-------- Data for this task --------
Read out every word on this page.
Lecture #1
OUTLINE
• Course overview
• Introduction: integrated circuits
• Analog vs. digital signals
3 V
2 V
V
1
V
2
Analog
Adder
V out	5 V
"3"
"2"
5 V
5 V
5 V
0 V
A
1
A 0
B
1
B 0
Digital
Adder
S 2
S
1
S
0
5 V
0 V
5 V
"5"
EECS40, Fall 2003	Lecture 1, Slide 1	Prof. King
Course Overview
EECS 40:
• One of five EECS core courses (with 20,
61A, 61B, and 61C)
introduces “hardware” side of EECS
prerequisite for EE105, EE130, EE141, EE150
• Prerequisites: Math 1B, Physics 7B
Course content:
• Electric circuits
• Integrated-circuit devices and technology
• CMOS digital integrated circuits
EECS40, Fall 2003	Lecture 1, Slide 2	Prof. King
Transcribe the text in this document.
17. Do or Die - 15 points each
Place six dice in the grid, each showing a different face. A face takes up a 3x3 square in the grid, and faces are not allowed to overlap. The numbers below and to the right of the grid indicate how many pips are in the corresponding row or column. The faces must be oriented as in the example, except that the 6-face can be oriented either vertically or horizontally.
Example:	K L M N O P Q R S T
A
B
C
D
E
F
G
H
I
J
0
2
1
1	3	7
--------
-------- Data for this task --------
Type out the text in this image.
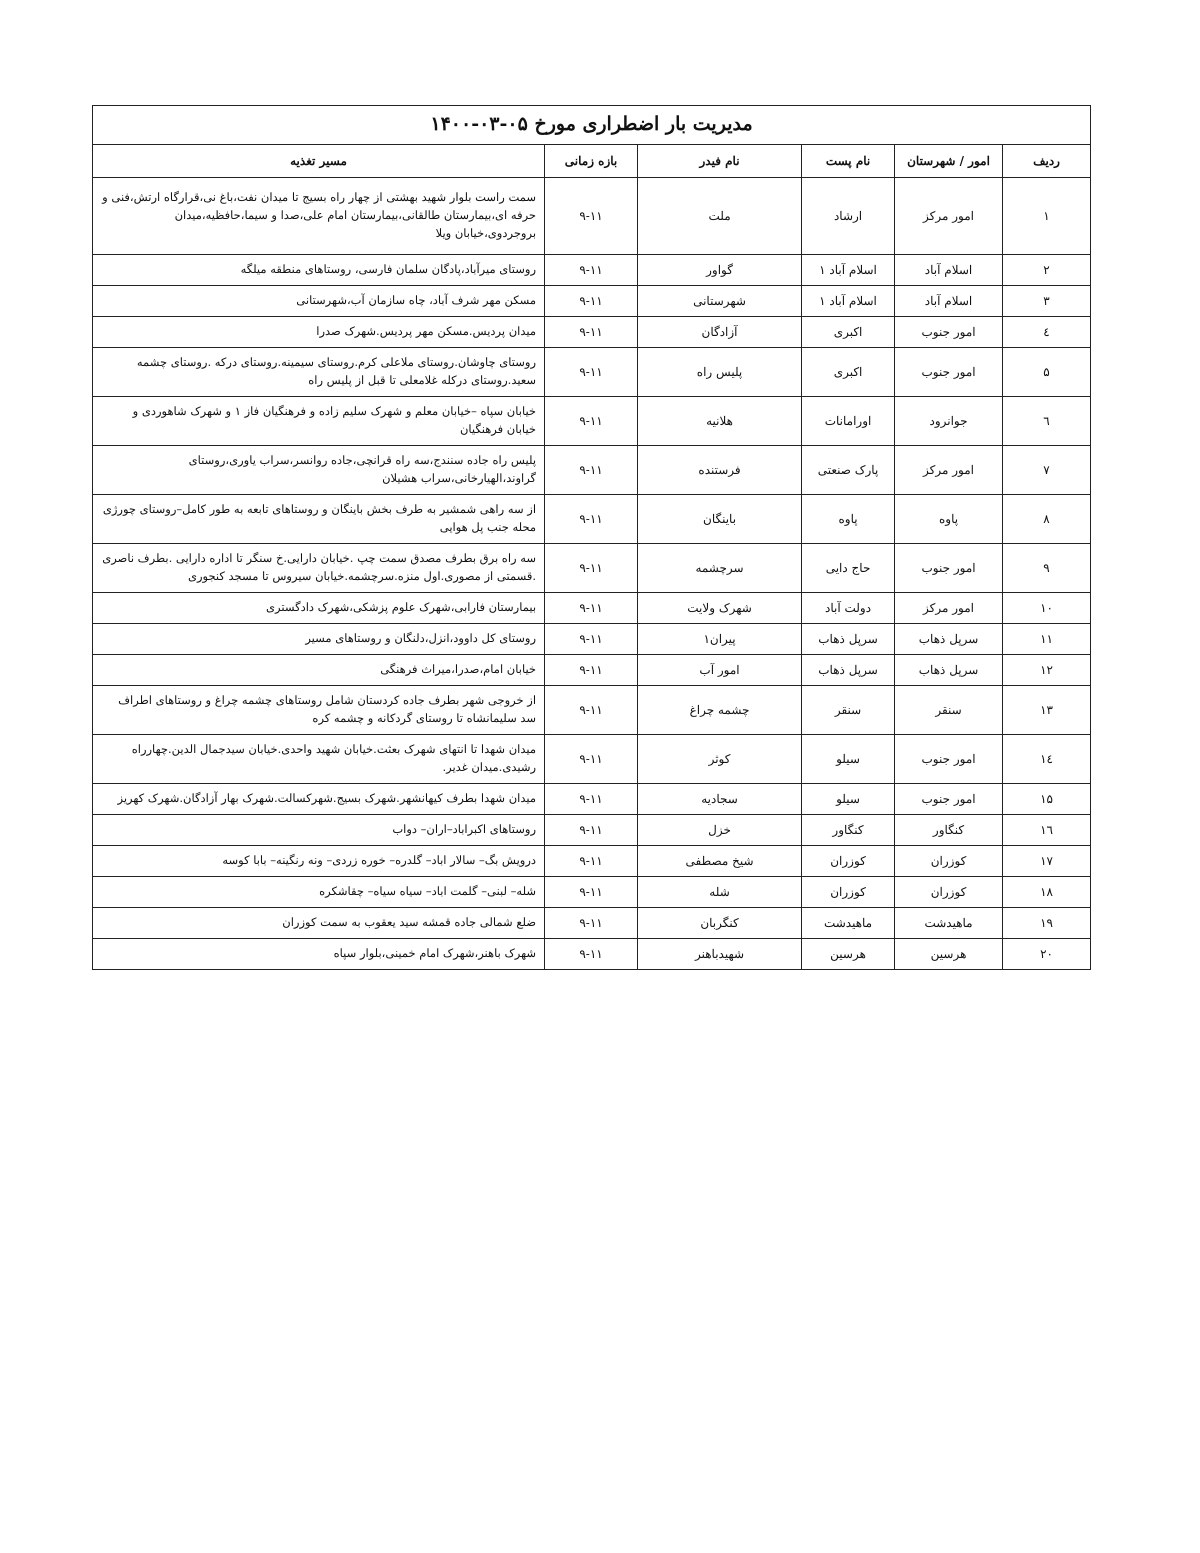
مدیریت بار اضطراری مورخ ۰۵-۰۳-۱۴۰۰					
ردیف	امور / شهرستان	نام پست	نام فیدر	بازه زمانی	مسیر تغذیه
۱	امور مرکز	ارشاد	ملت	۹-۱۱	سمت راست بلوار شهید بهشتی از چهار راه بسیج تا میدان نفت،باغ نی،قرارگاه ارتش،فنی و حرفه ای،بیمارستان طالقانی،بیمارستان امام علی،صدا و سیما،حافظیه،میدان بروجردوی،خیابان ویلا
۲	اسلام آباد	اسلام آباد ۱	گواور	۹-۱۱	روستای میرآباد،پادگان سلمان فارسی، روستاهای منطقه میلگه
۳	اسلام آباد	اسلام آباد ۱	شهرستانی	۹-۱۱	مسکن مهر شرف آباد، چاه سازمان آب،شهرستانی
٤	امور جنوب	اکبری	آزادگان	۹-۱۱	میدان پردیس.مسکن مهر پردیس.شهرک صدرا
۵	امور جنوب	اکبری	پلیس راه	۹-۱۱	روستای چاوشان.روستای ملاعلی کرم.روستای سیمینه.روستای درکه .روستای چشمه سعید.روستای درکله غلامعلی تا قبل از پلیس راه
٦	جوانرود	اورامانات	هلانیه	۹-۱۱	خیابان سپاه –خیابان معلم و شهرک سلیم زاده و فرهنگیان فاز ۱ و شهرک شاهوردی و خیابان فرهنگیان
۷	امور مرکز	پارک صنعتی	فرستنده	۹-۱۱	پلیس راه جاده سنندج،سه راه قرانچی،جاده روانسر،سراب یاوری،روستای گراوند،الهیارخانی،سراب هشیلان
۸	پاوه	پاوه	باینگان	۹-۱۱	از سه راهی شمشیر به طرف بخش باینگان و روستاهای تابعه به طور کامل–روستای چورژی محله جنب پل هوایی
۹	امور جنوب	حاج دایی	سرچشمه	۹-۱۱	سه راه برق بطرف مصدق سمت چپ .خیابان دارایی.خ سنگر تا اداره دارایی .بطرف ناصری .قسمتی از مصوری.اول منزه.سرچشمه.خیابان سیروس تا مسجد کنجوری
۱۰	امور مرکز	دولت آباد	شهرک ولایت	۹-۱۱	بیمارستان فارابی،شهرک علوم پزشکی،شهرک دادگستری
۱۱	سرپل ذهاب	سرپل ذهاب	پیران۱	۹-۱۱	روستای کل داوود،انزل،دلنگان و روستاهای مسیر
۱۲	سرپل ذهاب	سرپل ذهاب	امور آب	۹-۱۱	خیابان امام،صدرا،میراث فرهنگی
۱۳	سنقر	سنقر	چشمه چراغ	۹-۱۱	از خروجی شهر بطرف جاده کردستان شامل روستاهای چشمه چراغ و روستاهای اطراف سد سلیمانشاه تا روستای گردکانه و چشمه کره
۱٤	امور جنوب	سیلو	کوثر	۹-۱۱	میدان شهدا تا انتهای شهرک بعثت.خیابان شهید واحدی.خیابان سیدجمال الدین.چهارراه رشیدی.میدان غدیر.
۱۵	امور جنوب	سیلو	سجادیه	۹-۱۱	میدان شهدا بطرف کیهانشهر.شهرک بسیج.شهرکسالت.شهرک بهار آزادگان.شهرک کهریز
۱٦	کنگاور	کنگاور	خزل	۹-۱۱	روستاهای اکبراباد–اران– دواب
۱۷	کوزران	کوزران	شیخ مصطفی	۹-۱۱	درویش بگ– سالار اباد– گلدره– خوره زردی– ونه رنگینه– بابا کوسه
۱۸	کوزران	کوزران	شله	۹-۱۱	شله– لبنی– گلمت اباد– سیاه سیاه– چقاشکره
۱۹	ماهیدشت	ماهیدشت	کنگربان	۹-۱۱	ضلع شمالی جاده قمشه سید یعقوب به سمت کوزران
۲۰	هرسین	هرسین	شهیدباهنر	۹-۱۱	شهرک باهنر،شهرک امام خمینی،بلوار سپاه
--------
▶ _Exercise brief_
Search the data for the string "امام" and copy each line where it appears.

▶ _Final result_
۱	امور مرکز	ارشاد	ملت	۹-۱۱	سمت راست بلوار شهید بهشتی از چهار راه بسیج تا میدان نفت،باغ نی،قرارگاه ارتش،فنی و حرفه ای،بیمارستان طالقانی،بیمارستان امام علی،صدا و سیما،حافظیه،میدان بروجردوی،خیابان ویلا
۱۲	سرپل ذهاب	سرپل ذهاب	امور آب	۹-۱۱	خیابان امام،صدرا،میراث فرهنگی
۲۰	هرسین	هرسین	شهیدباهنر	۹-۱۱	شهرک باهنر،شهرک امام خمینی،بلوار سپاه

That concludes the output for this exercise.